Goal = Records follow. Select each line holding "годам".

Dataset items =
::::::::::
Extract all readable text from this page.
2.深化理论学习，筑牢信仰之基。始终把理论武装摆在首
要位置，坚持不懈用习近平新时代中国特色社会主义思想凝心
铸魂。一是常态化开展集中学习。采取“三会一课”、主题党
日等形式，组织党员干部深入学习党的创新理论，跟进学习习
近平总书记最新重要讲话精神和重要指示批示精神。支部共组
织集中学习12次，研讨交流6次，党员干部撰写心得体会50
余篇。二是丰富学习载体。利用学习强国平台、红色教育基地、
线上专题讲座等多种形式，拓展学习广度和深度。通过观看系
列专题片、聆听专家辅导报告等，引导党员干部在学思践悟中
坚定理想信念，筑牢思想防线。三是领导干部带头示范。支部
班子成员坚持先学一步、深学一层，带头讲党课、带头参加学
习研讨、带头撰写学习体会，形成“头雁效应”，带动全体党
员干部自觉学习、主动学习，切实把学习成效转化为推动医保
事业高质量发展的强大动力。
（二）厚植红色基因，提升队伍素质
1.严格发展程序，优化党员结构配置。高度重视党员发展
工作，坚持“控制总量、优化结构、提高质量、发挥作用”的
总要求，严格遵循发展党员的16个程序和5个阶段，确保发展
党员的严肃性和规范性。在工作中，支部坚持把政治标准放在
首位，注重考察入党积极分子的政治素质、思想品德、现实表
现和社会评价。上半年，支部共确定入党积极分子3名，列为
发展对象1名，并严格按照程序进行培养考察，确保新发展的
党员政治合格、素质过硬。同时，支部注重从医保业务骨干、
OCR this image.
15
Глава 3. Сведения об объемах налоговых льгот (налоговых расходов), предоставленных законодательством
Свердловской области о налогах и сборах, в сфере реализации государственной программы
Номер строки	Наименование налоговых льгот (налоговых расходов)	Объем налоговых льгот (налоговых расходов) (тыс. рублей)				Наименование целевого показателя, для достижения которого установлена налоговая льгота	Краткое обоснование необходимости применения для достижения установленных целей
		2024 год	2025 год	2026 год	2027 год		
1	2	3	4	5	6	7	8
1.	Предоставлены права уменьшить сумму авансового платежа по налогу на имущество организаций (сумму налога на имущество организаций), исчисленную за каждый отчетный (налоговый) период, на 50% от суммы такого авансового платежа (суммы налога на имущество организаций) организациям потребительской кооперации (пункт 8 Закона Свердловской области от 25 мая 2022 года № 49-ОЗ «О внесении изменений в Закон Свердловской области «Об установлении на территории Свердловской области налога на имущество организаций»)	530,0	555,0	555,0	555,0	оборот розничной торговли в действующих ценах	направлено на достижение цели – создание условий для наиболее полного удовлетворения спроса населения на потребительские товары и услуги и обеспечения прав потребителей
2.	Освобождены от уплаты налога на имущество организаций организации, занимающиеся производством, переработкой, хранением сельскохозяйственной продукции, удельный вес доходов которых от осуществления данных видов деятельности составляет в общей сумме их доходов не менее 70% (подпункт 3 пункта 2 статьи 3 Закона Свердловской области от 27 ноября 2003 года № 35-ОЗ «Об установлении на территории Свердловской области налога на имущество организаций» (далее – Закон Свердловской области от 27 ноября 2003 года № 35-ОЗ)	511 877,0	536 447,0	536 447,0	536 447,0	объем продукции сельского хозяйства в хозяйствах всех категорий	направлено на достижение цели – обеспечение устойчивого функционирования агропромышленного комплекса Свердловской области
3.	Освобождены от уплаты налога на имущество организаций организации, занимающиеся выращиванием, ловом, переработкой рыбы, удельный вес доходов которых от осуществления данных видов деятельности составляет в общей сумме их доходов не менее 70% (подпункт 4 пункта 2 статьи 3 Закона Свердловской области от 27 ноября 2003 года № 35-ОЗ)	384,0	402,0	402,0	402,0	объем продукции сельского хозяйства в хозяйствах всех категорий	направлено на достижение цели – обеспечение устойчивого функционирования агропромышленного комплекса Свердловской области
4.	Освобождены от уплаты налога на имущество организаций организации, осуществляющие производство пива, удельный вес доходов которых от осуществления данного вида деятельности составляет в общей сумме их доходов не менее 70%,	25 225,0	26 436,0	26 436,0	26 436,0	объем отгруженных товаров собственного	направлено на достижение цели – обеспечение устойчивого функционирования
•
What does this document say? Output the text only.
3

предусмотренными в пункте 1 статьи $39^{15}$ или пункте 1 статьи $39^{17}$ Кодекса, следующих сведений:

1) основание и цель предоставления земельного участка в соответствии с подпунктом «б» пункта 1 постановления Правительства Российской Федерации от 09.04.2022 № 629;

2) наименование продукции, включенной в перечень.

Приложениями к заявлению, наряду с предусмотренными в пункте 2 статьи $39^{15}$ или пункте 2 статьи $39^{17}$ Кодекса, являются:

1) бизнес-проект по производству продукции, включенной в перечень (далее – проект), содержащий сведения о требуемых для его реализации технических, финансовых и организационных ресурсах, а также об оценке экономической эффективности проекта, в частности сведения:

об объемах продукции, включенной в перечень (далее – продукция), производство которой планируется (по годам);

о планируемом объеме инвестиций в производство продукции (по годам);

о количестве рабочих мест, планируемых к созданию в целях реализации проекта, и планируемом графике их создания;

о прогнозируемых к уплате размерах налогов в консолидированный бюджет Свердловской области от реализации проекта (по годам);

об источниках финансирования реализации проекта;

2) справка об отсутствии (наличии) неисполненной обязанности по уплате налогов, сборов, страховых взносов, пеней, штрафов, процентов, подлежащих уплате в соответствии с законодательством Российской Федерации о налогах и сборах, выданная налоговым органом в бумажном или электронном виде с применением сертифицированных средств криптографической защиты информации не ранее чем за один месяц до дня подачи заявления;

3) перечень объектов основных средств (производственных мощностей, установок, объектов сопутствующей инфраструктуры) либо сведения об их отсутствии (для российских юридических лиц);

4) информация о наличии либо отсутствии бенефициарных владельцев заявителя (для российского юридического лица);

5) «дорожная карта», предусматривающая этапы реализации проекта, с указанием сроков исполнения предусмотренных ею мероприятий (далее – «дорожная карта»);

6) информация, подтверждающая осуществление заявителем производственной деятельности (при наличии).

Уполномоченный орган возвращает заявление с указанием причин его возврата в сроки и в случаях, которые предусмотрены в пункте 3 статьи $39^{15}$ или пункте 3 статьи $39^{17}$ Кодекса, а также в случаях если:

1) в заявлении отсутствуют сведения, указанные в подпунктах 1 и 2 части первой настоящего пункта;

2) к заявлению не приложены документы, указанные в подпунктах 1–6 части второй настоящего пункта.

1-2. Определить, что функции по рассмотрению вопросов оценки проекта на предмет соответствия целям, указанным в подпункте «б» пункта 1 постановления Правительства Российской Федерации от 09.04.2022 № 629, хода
::::::::::
Result below =
об объемах продукции, включенной в перечень (далее – продукция), производство которой планируется (по годам);
о планируемом объеме инвестиций в производство продукции (по годам);
о прогнозируемых к уплате размерах налогов в консолидированный бюджет Свердловской области от реализации проекта (по годам);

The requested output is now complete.